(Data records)
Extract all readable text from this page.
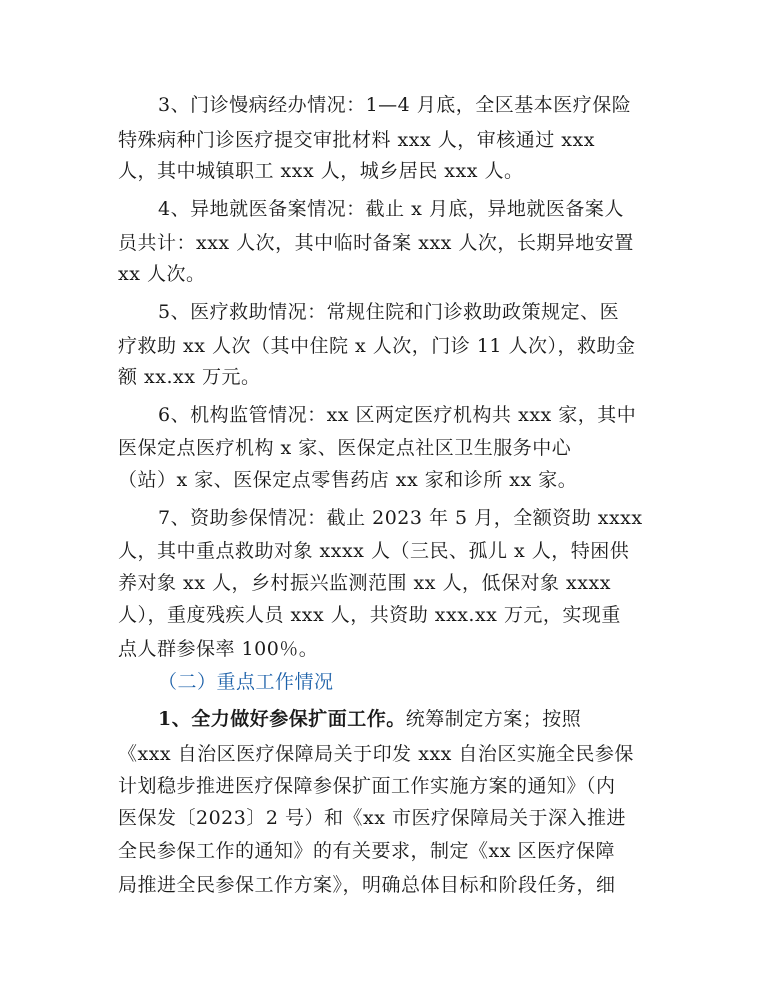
3、门诊慢病经办情况：1—4 月底，全区基本医疗保险
特殊病种门诊医疗提交审批材料 xxx 人，审核通过 xxx
人，其中城镇职工 xxx 人，城乡居民 xxx 人。
4、异地就医备案情况：截止 x 月底，异地就医备案人
员共计：xxx 人次，其中临时备案 xxx 人次，长期异地安置
xx 人次。
5、医疗救助情况：常规住院和门诊救助政策规定、医
疗救助 xx 人次（其中住院 x 人次，门诊 11 人次），救助金
额 xx.xx 万元。
6、机构监管情况：xx 区两定医疗机构共 xxx 家，其中
医保定点医疗机构 x 家、医保定点社区卫生服务中心
（站）x 家、医保定点零售药店 xx 家和诊所 xx 家。
7、资助参保情况：截止 2023 年 5 月，全额资助 xxxx
人，其中重点救助对象 xxxx 人（三民、孤儿 x 人，特困供
养对象 xx 人，乡村振兴监测范围 xx 人，低保对象 xxxx
人），重度残疾人员 xxx 人，共资助 xxx.xx 万元，实现重
点人群参保率 100％。
（二）重点工作情况
1、全力做好参保扩面工作。统筹制定方案；按照
《xxx 自治区医疗保障局关于印发 xxx 自治区实施全民参保
计划稳步推进医疗保障参保扩面工作实施方案的通知》（内
医保发〔2023〕2 号）和《xx 市医疗保障局关于深入推进
全民参保工作的通知》的有关要求，制定《xx 区医疗保障
局推进全民参保工作方案》，明确总体目标和阶段任务，细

Your goal
Set the pictures aside and transcribe the data above exactly.

Task result
Extract all readable text from this page.
3、门诊慢病经办情况：1—4 月底，全区基本医疗保险
特殊病种门诊医疗提交审批材料 xxx 人，审核通过 xxx
人，其中城镇职工 xxx 人，城乡居民 xxx 人。
4、异地就医备案情况：截止 x 月底，异地就医备案人
员共计：xxx 人次，其中临时备案 xxx 人次，长期异地安置
xx 人次。
5、医疗救助情况：常规住院和门诊救助政策规定、医
疗救助 xx 人次（其中住院 x 人次，门诊 11 人次），救助金
额 xx.xx 万元。
6、机构监管情况：xx 区两定医疗机构共 xxx 家，其中
医保定点医疗机构 x 家、医保定点社区卫生服务中心
（站）x 家、医保定点零售药店 xx 家和诊所 xx 家。
7、资助参保情况：截止 2023 年 5 月，全额资助 xxxx
人，其中重点救助对象 xxxx 人（三民、孤儿 x 人，特困供
养对象 xx 人，乡村振兴监测范围 xx 人，低保对象 xxxx
人），重度残疾人员 xxx 人，共资助 xxx.xx 万元，实现重
点人群参保率 100％。
（二）重点工作情况
1、全力做好参保扩面工作。统筹制定方案；按照
《xxx 自治区医疗保障局关于印发 xxx 自治区实施全民参保
计划稳步推进医疗保障参保扩面工作实施方案的通知》（内
医保发〔2023〕2 号）和《xx 市医疗保障局关于深入推进
全民参保工作的通知》的有关要求，制定《xx 区医疗保障
局推进全民参保工作方案》，明确总体目标和阶段任务，细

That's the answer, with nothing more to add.